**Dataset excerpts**

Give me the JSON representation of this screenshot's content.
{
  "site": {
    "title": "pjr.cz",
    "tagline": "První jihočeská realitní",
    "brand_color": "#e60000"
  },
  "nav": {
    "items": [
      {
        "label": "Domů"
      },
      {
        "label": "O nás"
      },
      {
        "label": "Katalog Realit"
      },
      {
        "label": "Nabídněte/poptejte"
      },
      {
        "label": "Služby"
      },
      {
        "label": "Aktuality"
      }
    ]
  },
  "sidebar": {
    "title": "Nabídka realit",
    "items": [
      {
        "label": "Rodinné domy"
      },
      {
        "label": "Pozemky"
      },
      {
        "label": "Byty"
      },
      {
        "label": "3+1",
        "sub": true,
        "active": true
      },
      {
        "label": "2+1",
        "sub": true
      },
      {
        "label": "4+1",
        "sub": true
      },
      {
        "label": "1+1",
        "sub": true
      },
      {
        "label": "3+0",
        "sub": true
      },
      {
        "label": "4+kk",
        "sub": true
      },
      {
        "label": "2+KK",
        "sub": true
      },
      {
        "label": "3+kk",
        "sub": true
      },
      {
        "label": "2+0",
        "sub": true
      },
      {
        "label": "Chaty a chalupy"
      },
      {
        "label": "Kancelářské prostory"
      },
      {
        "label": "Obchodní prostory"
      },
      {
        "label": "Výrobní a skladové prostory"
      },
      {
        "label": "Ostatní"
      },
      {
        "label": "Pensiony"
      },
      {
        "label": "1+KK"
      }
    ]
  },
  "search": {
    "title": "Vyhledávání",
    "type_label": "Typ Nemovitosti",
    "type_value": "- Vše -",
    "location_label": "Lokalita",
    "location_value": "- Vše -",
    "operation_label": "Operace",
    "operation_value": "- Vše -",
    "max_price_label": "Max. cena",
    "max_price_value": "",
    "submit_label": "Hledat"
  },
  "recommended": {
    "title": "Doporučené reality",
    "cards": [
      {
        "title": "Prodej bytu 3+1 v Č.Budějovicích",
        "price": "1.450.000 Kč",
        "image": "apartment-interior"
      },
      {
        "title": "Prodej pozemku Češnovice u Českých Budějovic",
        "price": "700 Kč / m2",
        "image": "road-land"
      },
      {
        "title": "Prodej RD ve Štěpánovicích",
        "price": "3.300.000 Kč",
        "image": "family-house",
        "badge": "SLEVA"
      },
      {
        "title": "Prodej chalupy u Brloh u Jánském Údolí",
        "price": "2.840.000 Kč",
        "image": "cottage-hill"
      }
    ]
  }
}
--
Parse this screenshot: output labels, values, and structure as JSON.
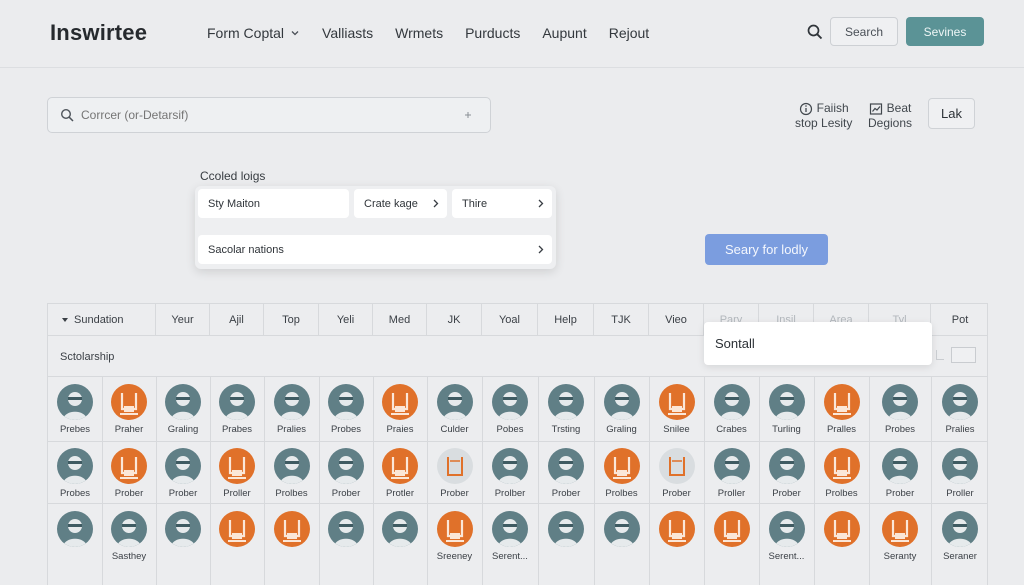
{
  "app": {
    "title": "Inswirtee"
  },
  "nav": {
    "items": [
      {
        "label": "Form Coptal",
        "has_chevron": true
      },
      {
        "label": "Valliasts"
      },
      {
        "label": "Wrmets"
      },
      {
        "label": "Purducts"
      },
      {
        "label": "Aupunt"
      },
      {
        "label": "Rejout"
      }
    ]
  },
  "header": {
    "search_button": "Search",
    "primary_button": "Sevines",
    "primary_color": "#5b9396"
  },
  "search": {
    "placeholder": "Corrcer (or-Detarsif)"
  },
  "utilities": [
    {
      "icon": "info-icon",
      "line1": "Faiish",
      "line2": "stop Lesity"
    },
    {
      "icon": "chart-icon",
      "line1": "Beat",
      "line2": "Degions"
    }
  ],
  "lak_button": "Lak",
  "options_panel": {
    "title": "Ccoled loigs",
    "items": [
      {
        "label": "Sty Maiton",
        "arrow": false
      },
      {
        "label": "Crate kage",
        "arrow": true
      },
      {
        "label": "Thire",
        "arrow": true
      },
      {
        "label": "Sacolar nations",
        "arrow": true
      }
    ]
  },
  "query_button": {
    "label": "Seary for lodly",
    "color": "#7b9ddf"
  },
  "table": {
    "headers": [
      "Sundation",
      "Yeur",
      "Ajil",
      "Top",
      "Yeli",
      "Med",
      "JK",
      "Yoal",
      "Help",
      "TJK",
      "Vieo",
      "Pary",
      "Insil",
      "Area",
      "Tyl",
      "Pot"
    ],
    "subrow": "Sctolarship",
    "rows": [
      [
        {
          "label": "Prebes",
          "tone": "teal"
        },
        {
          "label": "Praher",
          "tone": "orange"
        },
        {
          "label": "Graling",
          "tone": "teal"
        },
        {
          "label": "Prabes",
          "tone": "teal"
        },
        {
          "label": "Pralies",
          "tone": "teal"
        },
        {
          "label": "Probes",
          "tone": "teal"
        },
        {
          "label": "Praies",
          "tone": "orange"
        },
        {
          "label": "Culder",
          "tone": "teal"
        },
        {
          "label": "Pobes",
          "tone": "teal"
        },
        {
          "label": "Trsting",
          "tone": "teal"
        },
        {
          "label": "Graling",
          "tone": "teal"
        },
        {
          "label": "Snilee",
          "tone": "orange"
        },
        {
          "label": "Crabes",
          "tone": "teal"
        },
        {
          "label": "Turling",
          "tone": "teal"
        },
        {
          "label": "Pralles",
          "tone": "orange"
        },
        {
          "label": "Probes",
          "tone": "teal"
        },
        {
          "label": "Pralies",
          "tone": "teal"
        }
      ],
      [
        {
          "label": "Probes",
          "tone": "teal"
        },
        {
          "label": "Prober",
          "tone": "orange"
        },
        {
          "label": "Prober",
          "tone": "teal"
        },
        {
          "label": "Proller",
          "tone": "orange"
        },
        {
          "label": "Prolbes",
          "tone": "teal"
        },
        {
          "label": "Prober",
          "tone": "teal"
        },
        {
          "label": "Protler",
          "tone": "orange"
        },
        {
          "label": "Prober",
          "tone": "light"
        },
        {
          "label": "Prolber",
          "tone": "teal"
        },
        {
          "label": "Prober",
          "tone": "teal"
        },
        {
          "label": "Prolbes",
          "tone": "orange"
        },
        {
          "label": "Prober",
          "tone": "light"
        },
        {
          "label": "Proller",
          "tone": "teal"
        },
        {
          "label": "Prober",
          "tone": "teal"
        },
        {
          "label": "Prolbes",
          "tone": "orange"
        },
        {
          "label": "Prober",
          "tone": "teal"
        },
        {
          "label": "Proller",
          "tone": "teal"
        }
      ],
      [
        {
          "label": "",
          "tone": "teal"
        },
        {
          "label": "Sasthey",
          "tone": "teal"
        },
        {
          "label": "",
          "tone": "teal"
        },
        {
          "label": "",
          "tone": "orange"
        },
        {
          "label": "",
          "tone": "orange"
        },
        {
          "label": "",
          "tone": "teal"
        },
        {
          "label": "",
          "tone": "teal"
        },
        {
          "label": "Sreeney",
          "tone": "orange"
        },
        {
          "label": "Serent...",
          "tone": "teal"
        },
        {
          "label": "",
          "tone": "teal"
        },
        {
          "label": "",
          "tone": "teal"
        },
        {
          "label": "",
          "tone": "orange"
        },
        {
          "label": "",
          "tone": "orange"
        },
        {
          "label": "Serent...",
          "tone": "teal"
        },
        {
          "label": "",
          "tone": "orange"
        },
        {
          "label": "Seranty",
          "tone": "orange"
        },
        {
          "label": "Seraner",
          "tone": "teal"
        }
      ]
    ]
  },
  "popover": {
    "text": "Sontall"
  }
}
==
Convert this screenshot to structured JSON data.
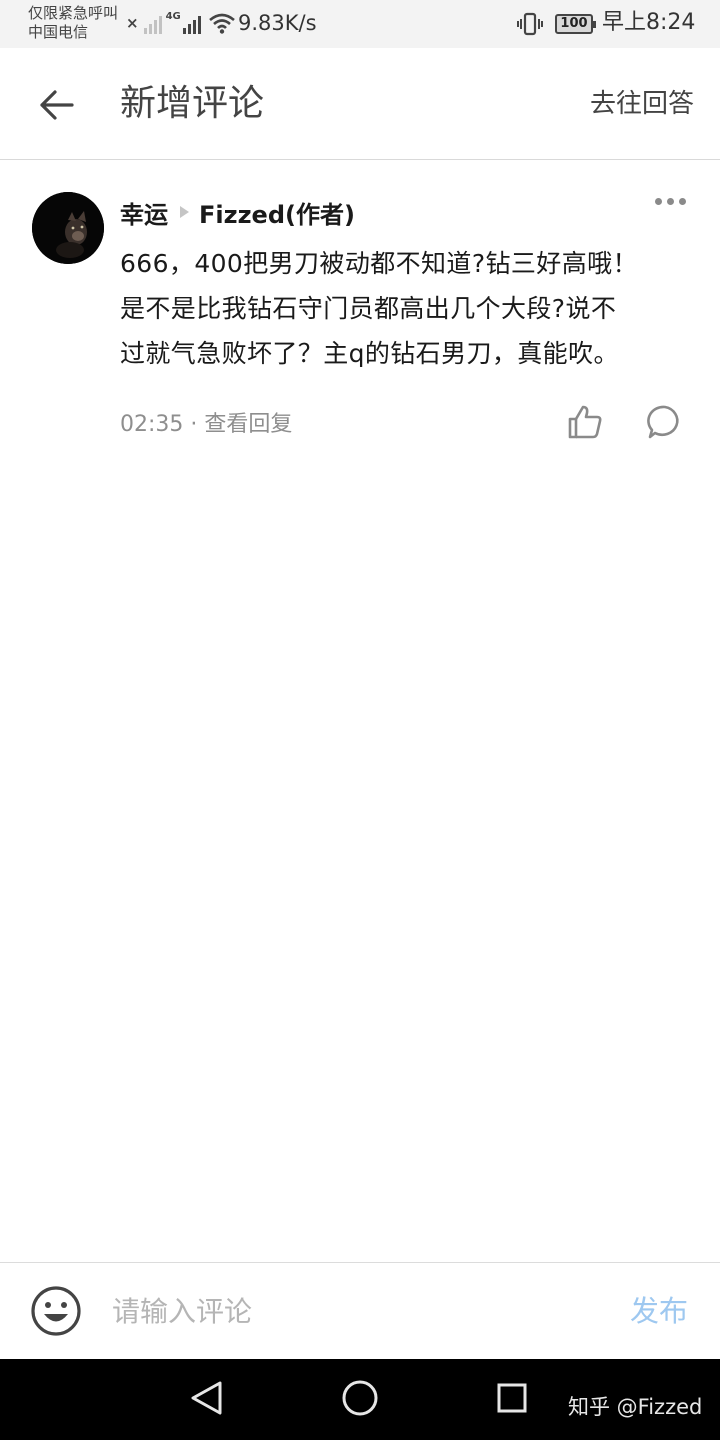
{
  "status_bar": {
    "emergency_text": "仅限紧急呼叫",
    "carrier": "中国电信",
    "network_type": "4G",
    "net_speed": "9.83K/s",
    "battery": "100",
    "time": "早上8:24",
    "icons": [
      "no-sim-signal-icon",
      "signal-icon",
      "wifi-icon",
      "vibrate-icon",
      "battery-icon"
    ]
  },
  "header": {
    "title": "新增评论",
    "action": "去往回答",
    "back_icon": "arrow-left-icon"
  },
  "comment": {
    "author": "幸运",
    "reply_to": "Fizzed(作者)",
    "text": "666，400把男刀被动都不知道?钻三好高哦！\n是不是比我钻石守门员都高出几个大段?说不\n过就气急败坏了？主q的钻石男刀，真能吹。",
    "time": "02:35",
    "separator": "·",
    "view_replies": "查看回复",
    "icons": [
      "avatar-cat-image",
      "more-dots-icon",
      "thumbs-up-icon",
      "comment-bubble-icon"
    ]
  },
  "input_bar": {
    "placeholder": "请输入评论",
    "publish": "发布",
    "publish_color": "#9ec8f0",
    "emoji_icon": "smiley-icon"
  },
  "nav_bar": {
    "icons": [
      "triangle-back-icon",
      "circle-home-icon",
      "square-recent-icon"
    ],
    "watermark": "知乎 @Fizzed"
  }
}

**Aim**
Search the data above for lines holding "placeholder" and copy each of them.

**Correct response**
    "placeholder": "Corrcer (or-Detarsif)"
    "placeholder": "请输入评论",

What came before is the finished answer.